EXERCISE TASK :: Find the lines of data that contain the string "icon", then list them.

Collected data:
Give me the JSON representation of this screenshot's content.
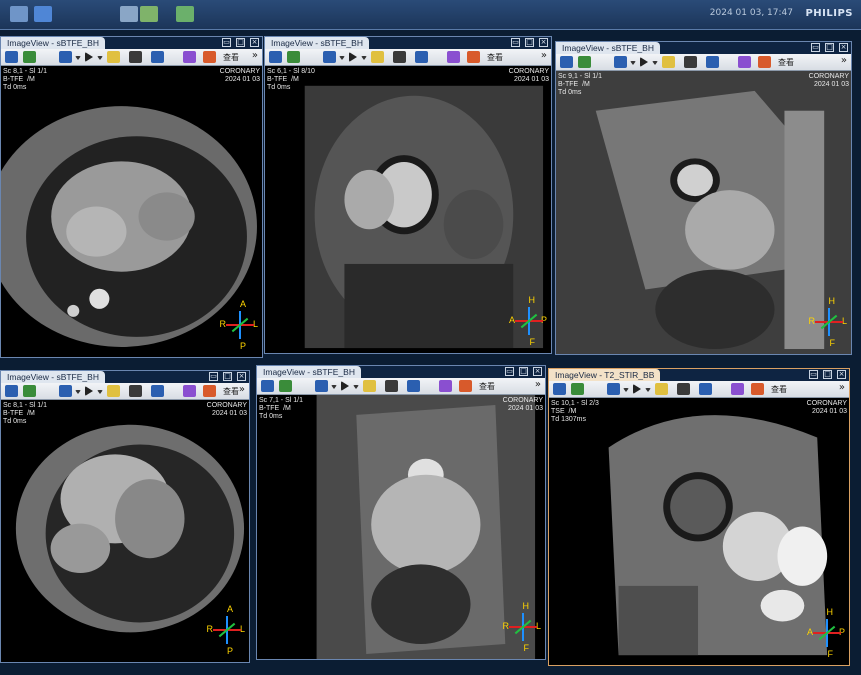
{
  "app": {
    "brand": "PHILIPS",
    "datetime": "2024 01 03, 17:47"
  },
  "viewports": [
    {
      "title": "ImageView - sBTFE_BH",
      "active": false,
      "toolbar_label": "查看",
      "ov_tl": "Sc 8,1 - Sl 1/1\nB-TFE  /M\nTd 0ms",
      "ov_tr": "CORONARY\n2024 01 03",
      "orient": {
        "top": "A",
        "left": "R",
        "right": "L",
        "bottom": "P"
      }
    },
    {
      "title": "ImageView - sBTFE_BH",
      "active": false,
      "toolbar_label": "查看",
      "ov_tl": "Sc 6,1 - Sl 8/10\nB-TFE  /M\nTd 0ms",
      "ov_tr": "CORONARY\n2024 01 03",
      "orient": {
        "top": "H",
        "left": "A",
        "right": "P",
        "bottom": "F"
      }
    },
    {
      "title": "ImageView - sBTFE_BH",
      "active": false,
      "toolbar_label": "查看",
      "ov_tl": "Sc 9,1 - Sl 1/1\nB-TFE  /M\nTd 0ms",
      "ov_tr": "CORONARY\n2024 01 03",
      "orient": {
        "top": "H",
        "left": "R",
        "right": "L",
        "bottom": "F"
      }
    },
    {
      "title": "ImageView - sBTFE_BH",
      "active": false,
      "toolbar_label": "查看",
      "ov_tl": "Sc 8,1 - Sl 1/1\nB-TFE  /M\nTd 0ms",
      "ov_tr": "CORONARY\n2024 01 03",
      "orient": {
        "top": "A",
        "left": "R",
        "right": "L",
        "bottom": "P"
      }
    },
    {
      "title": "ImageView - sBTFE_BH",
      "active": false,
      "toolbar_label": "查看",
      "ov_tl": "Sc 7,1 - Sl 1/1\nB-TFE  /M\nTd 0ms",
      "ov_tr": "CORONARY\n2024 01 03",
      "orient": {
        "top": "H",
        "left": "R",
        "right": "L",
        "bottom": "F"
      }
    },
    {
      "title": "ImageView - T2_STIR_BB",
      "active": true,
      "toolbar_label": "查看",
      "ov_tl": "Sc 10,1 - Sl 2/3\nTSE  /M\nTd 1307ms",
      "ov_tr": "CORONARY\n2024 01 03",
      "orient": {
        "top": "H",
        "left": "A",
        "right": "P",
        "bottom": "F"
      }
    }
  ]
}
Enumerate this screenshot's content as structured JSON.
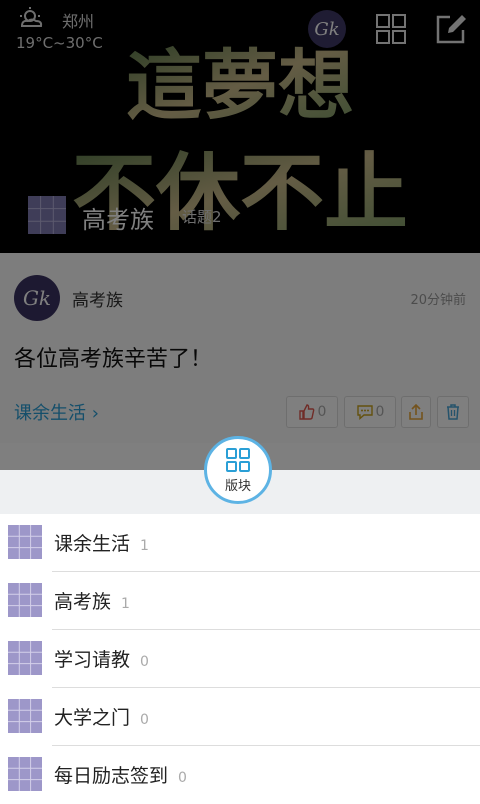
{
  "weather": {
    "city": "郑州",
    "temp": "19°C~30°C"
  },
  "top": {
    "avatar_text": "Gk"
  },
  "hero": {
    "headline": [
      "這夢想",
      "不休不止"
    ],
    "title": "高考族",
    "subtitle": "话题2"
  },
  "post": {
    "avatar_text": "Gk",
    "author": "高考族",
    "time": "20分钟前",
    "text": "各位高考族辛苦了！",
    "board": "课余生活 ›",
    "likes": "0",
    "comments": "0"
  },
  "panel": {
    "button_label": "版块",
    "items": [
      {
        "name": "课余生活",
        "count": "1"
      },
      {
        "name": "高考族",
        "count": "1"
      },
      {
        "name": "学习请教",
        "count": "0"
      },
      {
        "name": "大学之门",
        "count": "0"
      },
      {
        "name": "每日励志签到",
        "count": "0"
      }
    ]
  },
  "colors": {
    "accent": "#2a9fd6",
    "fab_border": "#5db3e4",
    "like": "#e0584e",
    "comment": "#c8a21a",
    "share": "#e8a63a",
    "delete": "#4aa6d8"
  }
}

...

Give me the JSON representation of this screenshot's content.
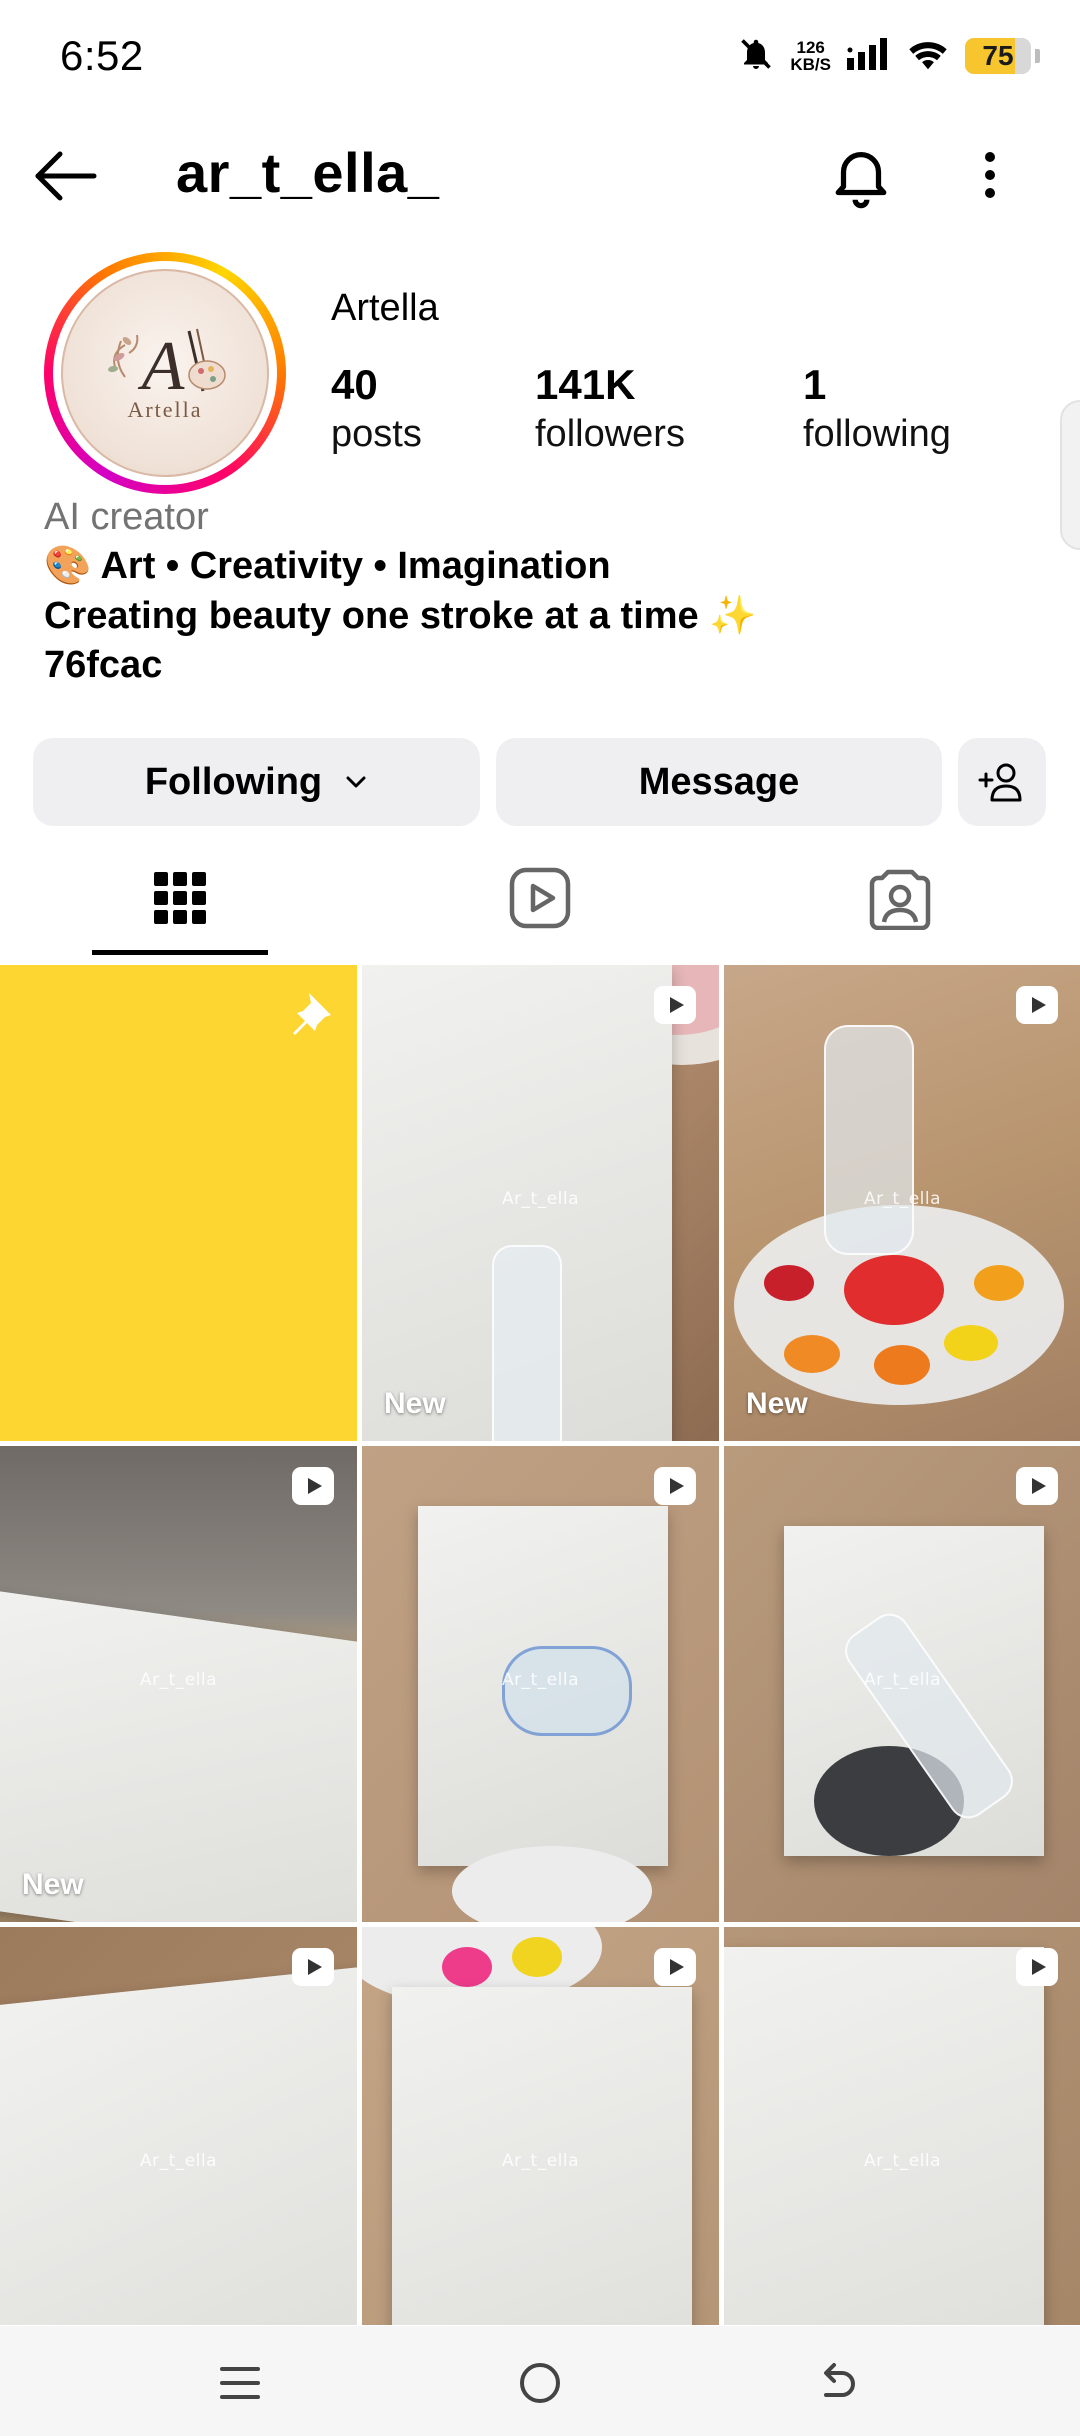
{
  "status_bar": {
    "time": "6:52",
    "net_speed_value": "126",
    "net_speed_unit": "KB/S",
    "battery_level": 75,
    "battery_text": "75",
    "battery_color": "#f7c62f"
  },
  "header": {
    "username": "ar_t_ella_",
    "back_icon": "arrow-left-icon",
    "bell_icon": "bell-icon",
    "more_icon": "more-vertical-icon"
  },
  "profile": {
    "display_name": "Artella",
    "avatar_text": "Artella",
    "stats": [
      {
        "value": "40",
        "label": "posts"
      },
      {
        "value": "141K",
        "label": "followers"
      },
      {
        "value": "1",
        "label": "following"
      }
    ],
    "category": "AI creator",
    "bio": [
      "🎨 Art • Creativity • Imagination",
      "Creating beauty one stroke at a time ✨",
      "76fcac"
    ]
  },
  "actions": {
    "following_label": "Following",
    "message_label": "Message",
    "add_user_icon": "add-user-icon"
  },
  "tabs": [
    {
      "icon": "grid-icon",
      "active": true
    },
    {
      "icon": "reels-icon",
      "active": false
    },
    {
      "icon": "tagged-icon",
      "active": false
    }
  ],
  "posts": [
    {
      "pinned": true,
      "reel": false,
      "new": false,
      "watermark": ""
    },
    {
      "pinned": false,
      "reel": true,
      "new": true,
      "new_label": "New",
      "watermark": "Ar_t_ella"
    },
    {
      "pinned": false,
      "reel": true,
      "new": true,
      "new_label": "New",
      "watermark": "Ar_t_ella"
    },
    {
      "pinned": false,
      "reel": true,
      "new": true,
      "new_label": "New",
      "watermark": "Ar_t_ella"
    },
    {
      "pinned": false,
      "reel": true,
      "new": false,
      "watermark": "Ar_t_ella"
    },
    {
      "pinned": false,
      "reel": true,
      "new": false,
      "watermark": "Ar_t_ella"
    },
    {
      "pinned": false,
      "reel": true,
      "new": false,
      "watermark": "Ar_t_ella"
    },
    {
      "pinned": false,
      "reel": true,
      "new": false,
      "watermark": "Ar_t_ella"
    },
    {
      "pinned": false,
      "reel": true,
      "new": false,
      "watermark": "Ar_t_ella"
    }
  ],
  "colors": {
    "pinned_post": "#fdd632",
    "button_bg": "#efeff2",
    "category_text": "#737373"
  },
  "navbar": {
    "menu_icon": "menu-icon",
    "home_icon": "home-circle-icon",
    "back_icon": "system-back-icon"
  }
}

TASK ANSWER ::
    "back_icon": "arrow-left-icon",
    "bell_icon": "bell-icon",
    "more_icon": "more-vertical-icon"
    "add_user_icon": "add-user-icon"
      "icon": "grid-icon",
      "icon": "reels-icon",
      "icon": "tagged-icon",
    "menu_icon": "menu-icon",
    "home_icon": "home-circle-icon",
    "back_icon": "system-back-icon"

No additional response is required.